> **What to work on**: Transcribe the records that follow. Keep every word exactly, and drop the pictures.

┌────────

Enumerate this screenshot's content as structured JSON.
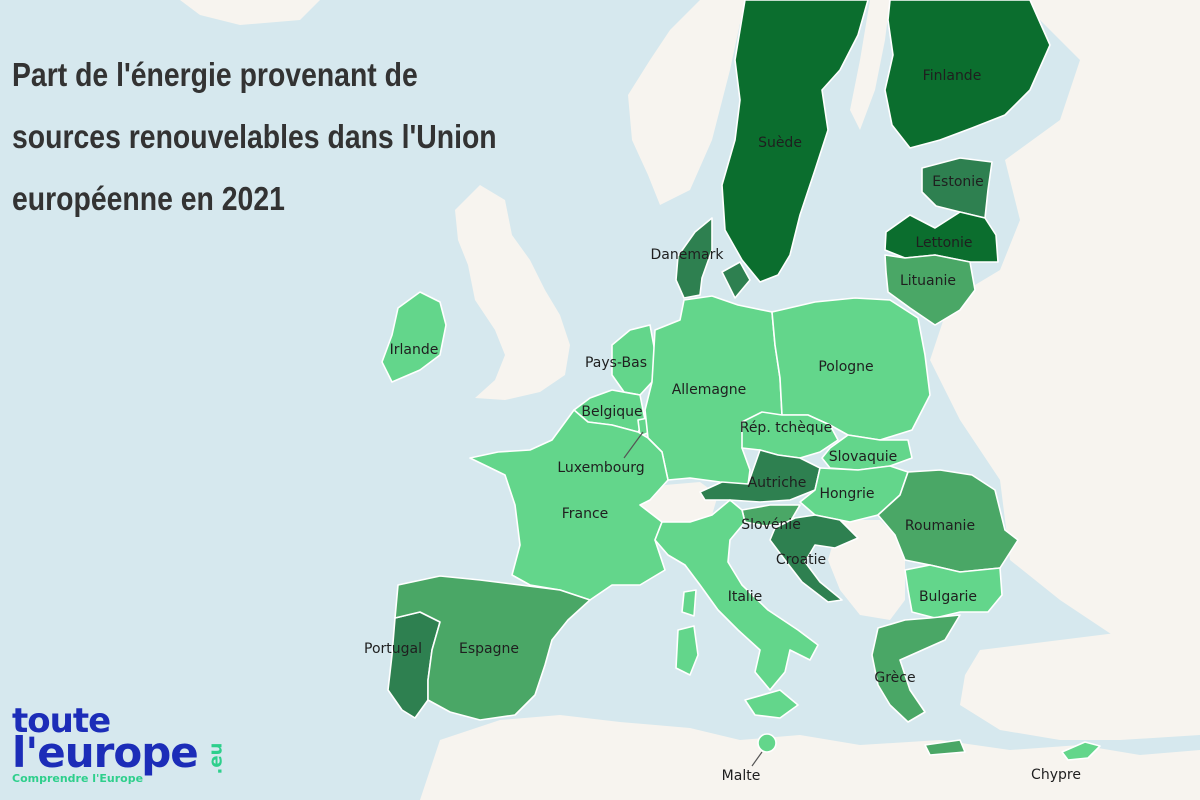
{
  "title": {
    "lines": [
      "Part de l'énergie provenant de",
      "sources renouvelables dans l'Union",
      "européenne en 2021"
    ]
  },
  "colors": {
    "sea": "#d6e8ee",
    "non_eu": "#f7f4ef",
    "level_1": "#63d68b",
    "level_2": "#4aa766",
    "level_3": "#2e8050",
    "level_4": "#0b6e2e",
    "border": "#ffffff"
  },
  "countries": [
    {
      "id": "suede",
      "label": "Suède",
      "level": 4
    },
    {
      "id": "finlande",
      "label": "Finlande",
      "level": 4
    },
    {
      "id": "estonie",
      "label": "Estonie",
      "level": 3
    },
    {
      "id": "lettonie",
      "label": "Lettonie",
      "level": 4
    },
    {
      "id": "lituanie",
      "label": "Lituanie",
      "level": 2
    },
    {
      "id": "danemark",
      "label": "Danemark",
      "level": 3
    },
    {
      "id": "irlande",
      "label": "Irlande",
      "level": 1
    },
    {
      "id": "pays-bas",
      "label": "Pays-Bas",
      "level": 1
    },
    {
      "id": "belgique",
      "label": "Belgique",
      "level": 1
    },
    {
      "id": "luxembourg",
      "label": "Luxembourg",
      "level": 1
    },
    {
      "id": "allemagne",
      "label": "Allemagne",
      "level": 1
    },
    {
      "id": "pologne",
      "label": "Pologne",
      "level": 1
    },
    {
      "id": "rep-tcheque",
      "label": "Rép. tchèque",
      "level": 1
    },
    {
      "id": "slovaquie",
      "label": "Slovaquie",
      "level": 1
    },
    {
      "id": "autriche",
      "label": "Autriche",
      "level": 3
    },
    {
      "id": "hongrie",
      "label": "Hongrie",
      "level": 1
    },
    {
      "id": "france",
      "label": "France",
      "level": 1
    },
    {
      "id": "slovenie",
      "label": "Slovénie",
      "level": 2
    },
    {
      "id": "croatie",
      "label": "Croatie",
      "level": 3
    },
    {
      "id": "roumanie",
      "label": "Roumanie",
      "level": 2
    },
    {
      "id": "bulgarie",
      "label": "Bulgarie",
      "level": 1
    },
    {
      "id": "italie",
      "label": "Italie",
      "level": 1
    },
    {
      "id": "portugal",
      "label": "Portugal",
      "level": 3
    },
    {
      "id": "espagne",
      "label": "Espagne",
      "level": 2
    },
    {
      "id": "grece",
      "label": "Grèce",
      "level": 2
    },
    {
      "id": "malte",
      "label": "Malte",
      "level": 1
    },
    {
      "id": "chypre",
      "label": "Chypre",
      "level": 1
    }
  ],
  "logo": {
    "line1": "toute",
    "line2": "l'europe",
    "suffix": ".eu",
    "tagline": "Comprendre l'Europe"
  }
}
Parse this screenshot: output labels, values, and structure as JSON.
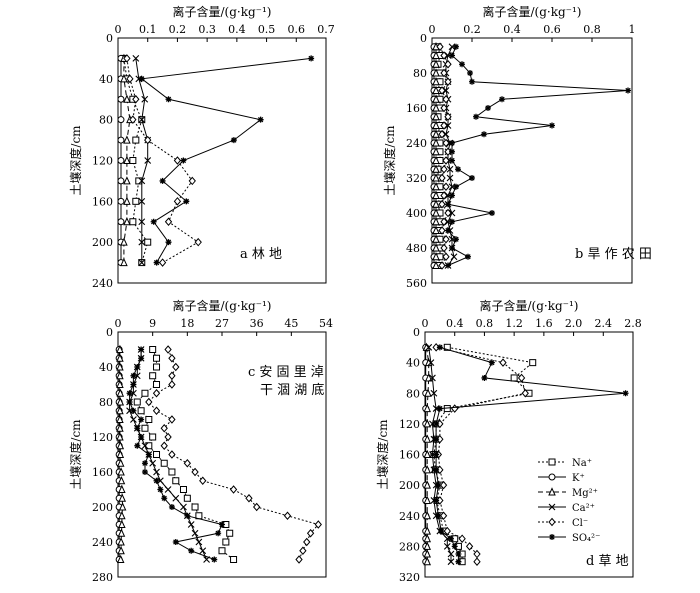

└────────

> **Solution to this task**:
Enumerate this screenshot's content as structured JSON.
{
  "title": {
    "lines": [
      "Part de l'énergie provenant de",
      "sources renouvelables dans l'Union",
      "européenne en 2021"
    ]
  },
  "colors": {
    "sea": "#d6e8ee",
    "non_eu": "#f7f4ef",
    "level_1": "#63d68b",
    "level_2": "#4aa766",
    "level_3": "#2e8050",
    "level_4": "#0b6e2e",
    "border": "#ffffff"
  },
  "countries": [
    {
      "id": "suede",
      "label": "Suède",
      "level": 4
    },
    {
      "id": "finlande",
      "label": "Finlande",
      "level": 4
    },
    {
      "id": "estonie",
      "label": "Estonie",
      "level": 3
    },
    {
      "id": "lettonie",
      "label": "Lettonie",
      "level": 4
    },
    {
      "id": "lituanie",
      "label": "Lituanie",
      "level": 2
    },
    {
      "id": "danemark",
      "label": "Danemark",
      "level": 3
    },
    {
      "id": "irlande",
      "label": "Irlande",
      "level": 1
    },
    {
      "id": "pays-bas",
      "label": "Pays-Bas",
      "level": 1
    },
    {
      "id": "belgique",
      "label": "Belgique",
      "level": 1
    },
    {
      "id": "luxembourg",
      "label": "Luxembourg",
      "level": 1
    },
    {
      "id": "allemagne",
      "label": "Allemagne",
      "level": 1
    },
    {
      "id": "pologne",
      "label": "Pologne",
      "level": 1
    },
    {
      "id": "rep-tcheque",
      "label": "Rép. tchèque",
      "level": 1
    },
    {
      "id": "slovaquie",
      "label": "Slovaquie",
      "level": 1
    },
    {
      "id": "autriche",
      "label": "Autriche",
      "level": 3
    },
    {
      "id": "hongrie",
      "label": "Hongrie",
      "level": 1
    },
    {
      "id": "france",
      "label": "France",
      "level": 1
    },
    {
      "id": "slovenie",
      "label": "Slovénie",
      "level": 2
    },
    {
      "id": "croatie",
      "label": "Croatie",
      "level": 3
    },
    {
      "id": "roumanie",
      "label": "Roumanie",
      "level": 2
    },
    {
      "id": "bulgarie",
      "label": "Bulgarie",
      "level": 1
    },
    {
      "id": "italie",
      "label": "Italie",
      "level": 1
    },
    {
      "id": "portugal",
      "label": "Portugal",
      "level": 3
    },
    {
      "id": "espagne",
      "label": "Espagne",
      "level": 2
    },
    {
      "id": "grece",
      "label": "Grèce",
      "level": 2
    },
    {
      "id": "malte",
      "label": "Malte",
      "level": 1
    },
    {
      "id": "chypre",
      "label": "Chypre",
      "level": 1
    }
  ],
  "logo": {
    "line1": "toute",
    "line2": "l'europe",
    "suffix": ".eu",
    "tagline": "Comprendre l'Europe"
  }
}
Parse this screenshot: output labels, values, and structure as JSON.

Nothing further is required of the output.